#### WRITTEN REQUEST
Where a line in the listing below contains the word "more", copy that line.

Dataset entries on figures
## start

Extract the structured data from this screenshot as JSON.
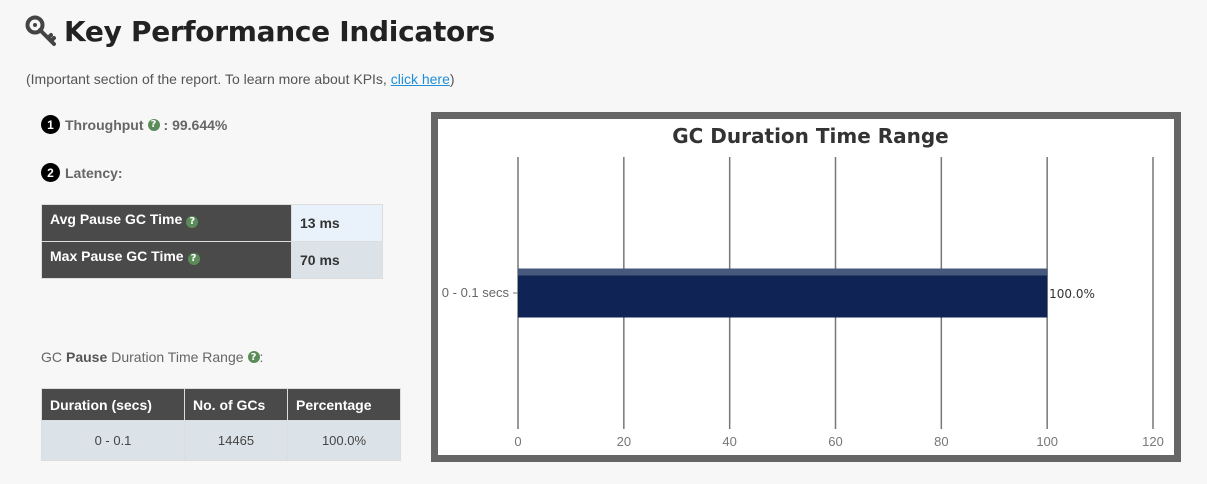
{
  "header": {
    "title": "Key Performance Indicators",
    "icon": "key-icon"
  },
  "intro": {
    "prefix": "(Important section of the report. To learn more about KPIs, ",
    "link": "click here",
    "suffix": ")"
  },
  "throughput": {
    "number": "1",
    "label": "Throughput",
    "value": ": 99.644%"
  },
  "latency": {
    "number": "2",
    "label": "Latency:",
    "rows": [
      {
        "label": "Avg Pause GC Time",
        "value": "13 ms"
      },
      {
        "label": "Max Pause GC Time",
        "value": "70 ms"
      }
    ]
  },
  "range_label": {
    "pre": "GC",
    "bold": "Pause",
    "post": "Duration Time Range",
    "suffix": ":"
  },
  "dist_table": {
    "headers": [
      "Duration (secs)",
      "No. of GCs",
      "Percentage"
    ],
    "rows": [
      [
        "0 - 0.1",
        "14465",
        "100.0%"
      ]
    ]
  },
  "colors": {
    "bar": "#0f2454",
    "help": "#5a8c5a",
    "link": "#1f8ed6",
    "header_bg": "#4a4a4a"
  },
  "chart_data": {
    "type": "bar",
    "orientation": "horizontal",
    "title": "GC Duration Time Range",
    "categories": [
      "0 - 0.1 secs"
    ],
    "values": [
      100.0
    ],
    "data_labels": [
      "100.0%"
    ],
    "xlim": [
      0,
      120
    ],
    "xticks": [
      0,
      20,
      40,
      60,
      80,
      100,
      120
    ],
    "xlabel": "",
    "ylabel": "",
    "grid": true
  }
}
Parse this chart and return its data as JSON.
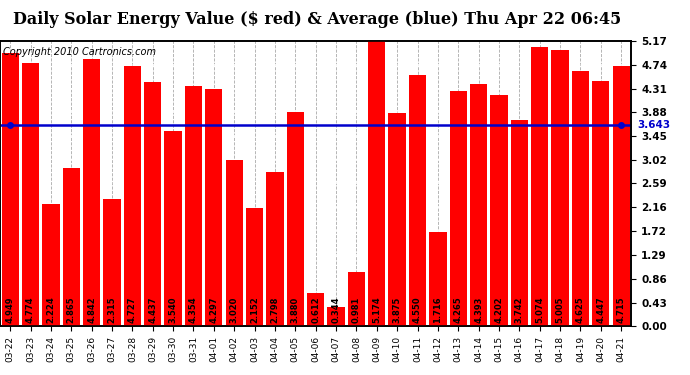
{
  "title": "Daily Solar Energy Value ($ red) & Average (blue) Thu Apr 22 06:45",
  "copyright": "Copyright 2010 Cartronics.com",
  "categories": [
    "03-22",
    "03-23",
    "03-24",
    "03-25",
    "03-26",
    "03-27",
    "03-28",
    "03-29",
    "03-30",
    "03-31",
    "04-01",
    "04-02",
    "04-03",
    "04-04",
    "04-05",
    "04-06",
    "04-07",
    "04-08",
    "04-09",
    "04-10",
    "04-11",
    "04-12",
    "04-13",
    "04-14",
    "04-15",
    "04-16",
    "04-17",
    "04-18",
    "04-19",
    "04-20",
    "04-21"
  ],
  "values": [
    4.949,
    4.774,
    2.224,
    2.865,
    4.842,
    2.315,
    4.727,
    4.437,
    3.54,
    4.354,
    4.297,
    3.02,
    2.152,
    2.798,
    3.88,
    0.612,
    0.344,
    0.981,
    5.174,
    3.875,
    4.55,
    1.716,
    4.265,
    4.393,
    4.202,
    3.742,
    5.074,
    5.005,
    4.625,
    4.447,
    4.715
  ],
  "average": 3.643,
  "bar_color": "#FF0000",
  "avg_line_color": "#0000CC",
  "background_color": "#FFFFFF",
  "plot_bg_color": "#FFFFFF",
  "ylim": [
    0,
    5.17
  ],
  "yticks": [
    0.0,
    0.43,
    0.86,
    1.29,
    1.72,
    2.16,
    2.59,
    3.02,
    3.45,
    3.88,
    4.31,
    4.74,
    5.17
  ],
  "title_fontsize": 11.5,
  "copyright_fontsize": 7,
  "bar_label_fontsize": 6,
  "tick_fontsize": 7.5,
  "avg_label": "3.643"
}
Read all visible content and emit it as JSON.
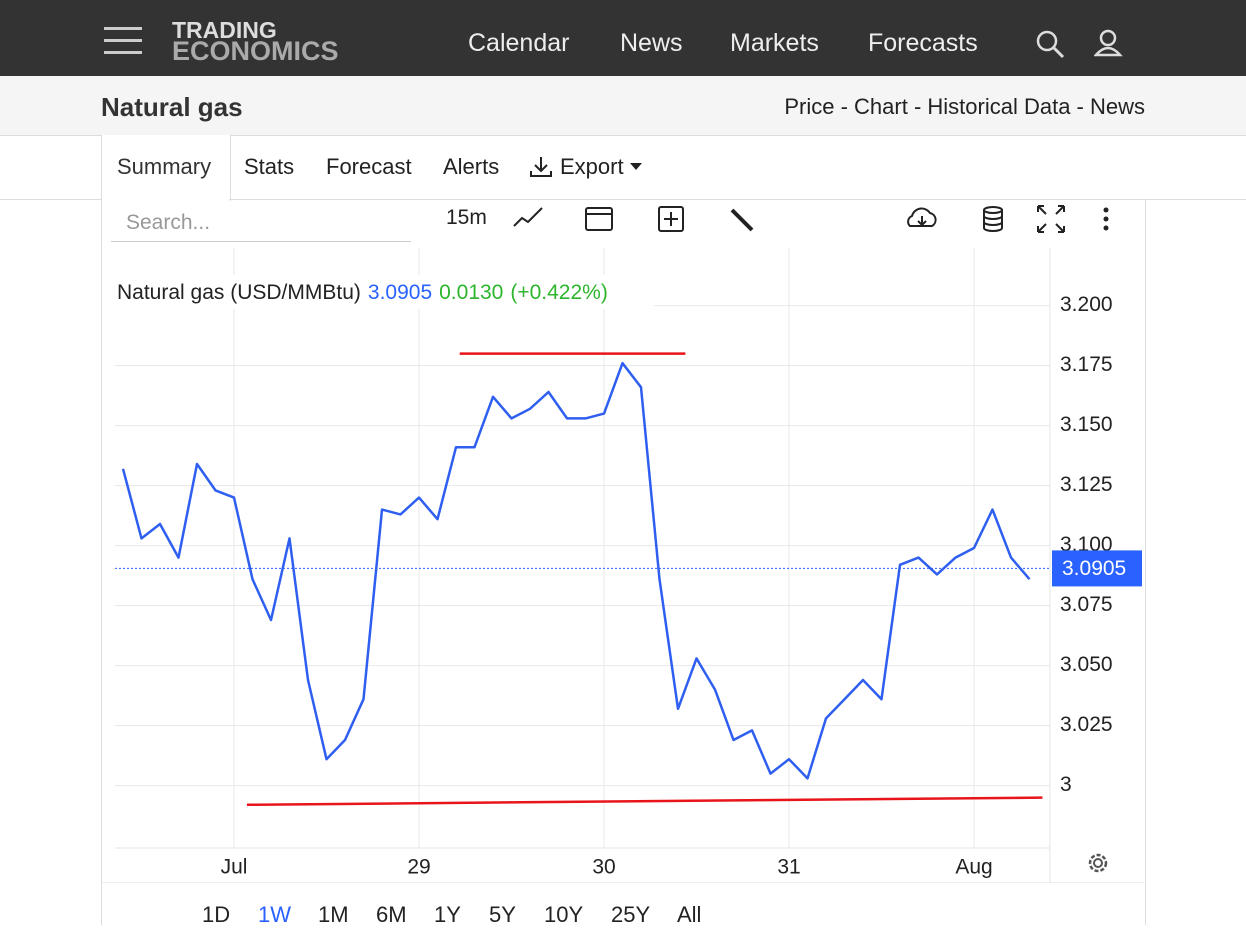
{
  "nav": {
    "logo_top": "TRADING",
    "logo_bottom": "ECONOMICS",
    "items": [
      "Calendar",
      "News",
      "Markets",
      "Forecasts"
    ]
  },
  "header": {
    "title": "Natural gas",
    "links": "Price - Chart - Historical Data - News"
  },
  "tabs": {
    "items": [
      "Summary",
      "Stats",
      "Forecast",
      "Alerts",
      "Export"
    ],
    "active": "Summary"
  },
  "toolbar": {
    "search": "Search...",
    "interval": "15m"
  },
  "ranges": {
    "items": [
      "1D",
      "1W",
      "1M",
      "6M",
      "1Y",
      "5Y",
      "10Y",
      "25Y",
      "All"
    ],
    "active": "1W"
  },
  "chart_data": {
    "type": "line",
    "legend": {
      "name": "Natural gas (USD/MMBtu)",
      "price": "3.0905",
      "change": "0.0130",
      "change_pct": "(+0.422%)"
    },
    "categories": [
      null,
      null,
      null,
      null,
      null,
      null,
      "Jul",
      null,
      null,
      null,
      null,
      null,
      null,
      null,
      null,
      null,
      "29",
      null,
      null,
      null,
      null,
      null,
      null,
      null,
      null,
      null,
      "30",
      null,
      null,
      null,
      null,
      null,
      null,
      null,
      null,
      null,
      "31",
      null,
      null,
      null,
      null,
      null,
      null,
      null,
      null,
      null,
      "Aug",
      null,
      null,
      null
    ],
    "series": [
      {
        "name": "Natural gas",
        "color": "#2f5ff0",
        "values": [
          3.132,
          3.103,
          3.109,
          3.095,
          3.134,
          3.123,
          3.12,
          3.086,
          3.069,
          3.103,
          3.044,
          3.011,
          3.019,
          3.036,
          3.115,
          3.113,
          3.12,
          3.111,
          3.141,
          3.141,
          3.162,
          3.153,
          3.157,
          3.164,
          3.153,
          3.153,
          3.155,
          3.176,
          3.166,
          3.086,
          3.032,
          3.053,
          3.04,
          3.019,
          3.023,
          3.005,
          3.011,
          3.003,
          3.028,
          3.036,
          3.044,
          3.036,
          3.092,
          3.095,
          3.088,
          3.095,
          3.099,
          3.115,
          3.095,
          3.086
        ]
      }
    ],
    "last_value": 3.0905,
    "last_color": "#2962ff",
    "trend_lines": [
      {
        "color": "#e8141a",
        "x": [
          18.2,
          30.4
        ],
        "y": [
          3.18,
          3.18
        ]
      },
      {
        "color": "#e8141a",
        "x": [
          6.7,
          49.7
        ],
        "y": [
          2.992,
          2.995
        ]
      }
    ],
    "ylim": [
      2.974,
      3.224
    ],
    "yticks": [
      3,
      {
        "value": 3.025,
        "label": "3.025"
      },
      {
        "value": 3.05,
        "label": "3.050"
      },
      {
        "value": 3.075,
        "label": "3.075"
      },
      {
        "value": 3.1,
        "label": "3.100"
      },
      {
        "value": 3.125,
        "label": "3.125"
      },
      {
        "value": 3.15,
        "label": "3.150"
      },
      {
        "value": 3.175,
        "label": "3.175"
      },
      {
        "value": 3.2,
        "label": "3.200"
      }
    ],
    "grid": true
  }
}
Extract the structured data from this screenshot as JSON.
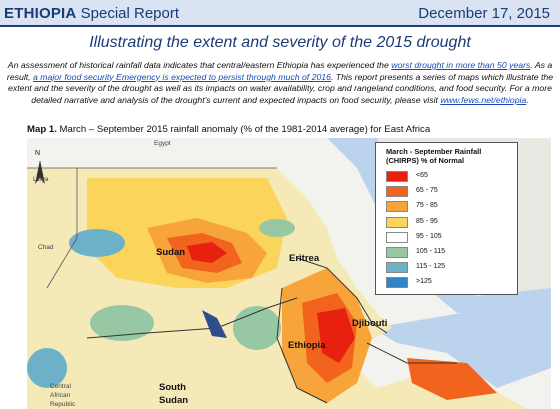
{
  "header": {
    "country": "ETHIOPIA",
    "report_type": "Special Report",
    "date": "December 17, 2015"
  },
  "title": "Illustrating the extent and severity of the 2015 drought",
  "intro": {
    "part1": "An assessment of historical rainfall data indicates that central/eastern Ethiopia has experienced the ",
    "link1": "worst drought in more than 50 years",
    "part2": ". As a result, ",
    "link2": "a major food security Emergency is expected to persist through much of 2016",
    "part3": ". This report presents a series of maps which illustrate the extent and the severity of the drought as well as its impacts on water availability, crop and rangeland conditions, and food security. For a more detailed narrative and analysis of the drought's current and expected impacts on food security, please visit ",
    "link3": "www.fews.net/ethiopia",
    "part4": "."
  },
  "map": {
    "caption_label": "Map 1.",
    "caption_text": " March – September 2015 rainfall anomaly (% of the 1981-2014 average) for East Africa",
    "labels": {
      "egypt": "Egypt",
      "libya": "Libya",
      "chad": "Chad",
      "sudan": "Sudan",
      "eritrea": "Eritrea",
      "djibouti": "Djibouti",
      "ethiopia": "Ethiopia",
      "south_sudan_1": "South",
      "south_sudan_2": "Sudan",
      "car_1": "Central",
      "car_2": "African",
      "car_3": "Republic"
    },
    "north_label": "N",
    "legend": {
      "title": "March - September Rainfall (CHIRPS) % of Normal",
      "items": [
        {
          "label": "<65",
          "color": "#e8200f"
        },
        {
          "label": "65 - 75",
          "color": "#f2641e"
        },
        {
          "label": "75 - 85",
          "color": "#f7a43a"
        },
        {
          "label": "85 - 95",
          "color": "#fad45b"
        },
        {
          "label": "95 - 105",
          "color": "#ffffff"
        },
        {
          "label": "105 - 115",
          "color": "#98c7a4"
        },
        {
          "label": "115 - 125",
          "color": "#6cb1c8"
        },
        {
          "label": ">125",
          "color": "#2f86c6"
        }
      ]
    }
  }
}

## end

#### ANSWER FOR THIS EXERCISE
    "prefix": "(Important section of the report. To learn more about KPIs, ",
    "link1": "worst drought in more than 50 years",
    "part3": ". This report presents a series of maps which illustrate the extent and the severity of the drought as well as its impacts on water availability, crop and rangeland conditions, and food security. For a more detailed narrative and analysis of the drought's current and expected impacts on food security, please visit ",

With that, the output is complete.